# What is expected
Find all lines in the listing that include the word "name", then copy them.

##############################

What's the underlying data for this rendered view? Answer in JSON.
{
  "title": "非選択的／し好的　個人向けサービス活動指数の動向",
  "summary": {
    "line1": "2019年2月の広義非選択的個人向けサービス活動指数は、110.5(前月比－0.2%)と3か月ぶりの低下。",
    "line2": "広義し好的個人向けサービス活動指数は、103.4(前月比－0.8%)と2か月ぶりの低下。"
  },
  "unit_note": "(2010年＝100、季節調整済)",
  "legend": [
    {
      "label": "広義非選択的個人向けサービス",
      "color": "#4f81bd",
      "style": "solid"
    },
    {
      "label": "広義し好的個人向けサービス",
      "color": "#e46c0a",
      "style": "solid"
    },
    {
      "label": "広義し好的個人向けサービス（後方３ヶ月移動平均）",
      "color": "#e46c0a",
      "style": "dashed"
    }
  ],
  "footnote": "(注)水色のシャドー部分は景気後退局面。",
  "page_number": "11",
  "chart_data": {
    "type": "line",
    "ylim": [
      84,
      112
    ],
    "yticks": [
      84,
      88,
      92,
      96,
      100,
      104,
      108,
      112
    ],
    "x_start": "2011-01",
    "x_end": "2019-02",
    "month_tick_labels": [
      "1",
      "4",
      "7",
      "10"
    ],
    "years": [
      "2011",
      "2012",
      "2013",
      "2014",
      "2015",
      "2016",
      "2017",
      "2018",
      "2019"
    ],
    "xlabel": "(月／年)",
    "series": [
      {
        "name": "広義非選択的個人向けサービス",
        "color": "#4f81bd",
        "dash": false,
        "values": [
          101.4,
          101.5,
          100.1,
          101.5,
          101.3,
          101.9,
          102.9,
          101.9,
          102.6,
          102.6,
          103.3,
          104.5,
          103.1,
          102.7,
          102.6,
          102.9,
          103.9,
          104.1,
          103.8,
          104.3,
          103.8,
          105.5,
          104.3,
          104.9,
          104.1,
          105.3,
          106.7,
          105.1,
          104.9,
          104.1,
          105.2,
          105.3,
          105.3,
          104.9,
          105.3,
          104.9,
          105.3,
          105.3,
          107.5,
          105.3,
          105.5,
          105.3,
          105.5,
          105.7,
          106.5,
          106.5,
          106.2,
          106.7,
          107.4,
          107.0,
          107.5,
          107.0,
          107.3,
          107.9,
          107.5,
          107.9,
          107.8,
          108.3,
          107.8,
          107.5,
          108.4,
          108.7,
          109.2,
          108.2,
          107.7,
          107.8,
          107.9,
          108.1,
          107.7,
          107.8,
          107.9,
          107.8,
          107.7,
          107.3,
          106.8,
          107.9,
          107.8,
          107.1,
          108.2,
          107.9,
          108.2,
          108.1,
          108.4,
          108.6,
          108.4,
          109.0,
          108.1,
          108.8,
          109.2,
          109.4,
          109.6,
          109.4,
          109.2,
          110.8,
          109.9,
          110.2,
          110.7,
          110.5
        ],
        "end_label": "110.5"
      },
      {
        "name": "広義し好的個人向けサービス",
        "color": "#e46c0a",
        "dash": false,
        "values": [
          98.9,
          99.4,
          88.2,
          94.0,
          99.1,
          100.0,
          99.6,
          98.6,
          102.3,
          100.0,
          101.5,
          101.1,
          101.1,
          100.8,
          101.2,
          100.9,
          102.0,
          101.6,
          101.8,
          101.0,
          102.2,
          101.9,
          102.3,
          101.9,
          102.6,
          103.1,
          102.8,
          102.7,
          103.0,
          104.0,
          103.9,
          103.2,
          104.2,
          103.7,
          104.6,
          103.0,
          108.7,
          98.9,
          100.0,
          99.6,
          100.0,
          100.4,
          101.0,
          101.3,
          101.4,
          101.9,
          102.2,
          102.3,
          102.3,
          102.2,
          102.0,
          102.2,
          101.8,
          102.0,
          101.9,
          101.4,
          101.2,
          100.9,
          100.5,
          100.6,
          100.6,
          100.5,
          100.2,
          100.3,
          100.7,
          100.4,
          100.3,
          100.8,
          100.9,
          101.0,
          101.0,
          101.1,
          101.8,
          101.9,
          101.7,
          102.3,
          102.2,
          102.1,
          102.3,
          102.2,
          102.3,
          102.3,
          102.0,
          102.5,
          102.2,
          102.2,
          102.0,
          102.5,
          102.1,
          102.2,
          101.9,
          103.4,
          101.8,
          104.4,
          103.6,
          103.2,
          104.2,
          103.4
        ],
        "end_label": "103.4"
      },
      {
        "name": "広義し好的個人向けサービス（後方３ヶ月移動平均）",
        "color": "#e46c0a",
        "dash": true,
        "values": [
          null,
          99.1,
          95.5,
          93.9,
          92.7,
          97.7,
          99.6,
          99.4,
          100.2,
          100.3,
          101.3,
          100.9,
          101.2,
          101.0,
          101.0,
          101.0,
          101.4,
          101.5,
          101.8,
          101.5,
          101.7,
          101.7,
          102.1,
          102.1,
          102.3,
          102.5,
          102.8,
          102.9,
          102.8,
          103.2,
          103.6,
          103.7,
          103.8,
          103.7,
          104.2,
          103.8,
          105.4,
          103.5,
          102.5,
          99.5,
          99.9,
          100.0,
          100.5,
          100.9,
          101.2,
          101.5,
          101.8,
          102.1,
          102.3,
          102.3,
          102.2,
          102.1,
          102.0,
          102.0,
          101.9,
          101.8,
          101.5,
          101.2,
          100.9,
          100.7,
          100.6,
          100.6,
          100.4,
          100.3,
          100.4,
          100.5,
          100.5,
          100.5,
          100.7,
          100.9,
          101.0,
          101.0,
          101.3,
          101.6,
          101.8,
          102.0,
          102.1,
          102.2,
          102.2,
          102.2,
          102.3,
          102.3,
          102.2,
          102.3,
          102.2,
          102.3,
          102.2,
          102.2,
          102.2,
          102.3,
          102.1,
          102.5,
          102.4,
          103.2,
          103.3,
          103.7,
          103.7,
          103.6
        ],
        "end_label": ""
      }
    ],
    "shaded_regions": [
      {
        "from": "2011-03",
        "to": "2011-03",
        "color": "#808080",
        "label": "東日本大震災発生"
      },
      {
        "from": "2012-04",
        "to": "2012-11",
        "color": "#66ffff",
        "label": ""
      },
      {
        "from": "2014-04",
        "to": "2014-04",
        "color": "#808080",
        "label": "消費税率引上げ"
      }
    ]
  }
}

##############################

# Response
        "name": "広義非選択的個人向けサービス",
        "name": "広義し好的個人向けサービス",
        "name": "広義し好的個人向けサービス（後方３ヶ月移動平均）",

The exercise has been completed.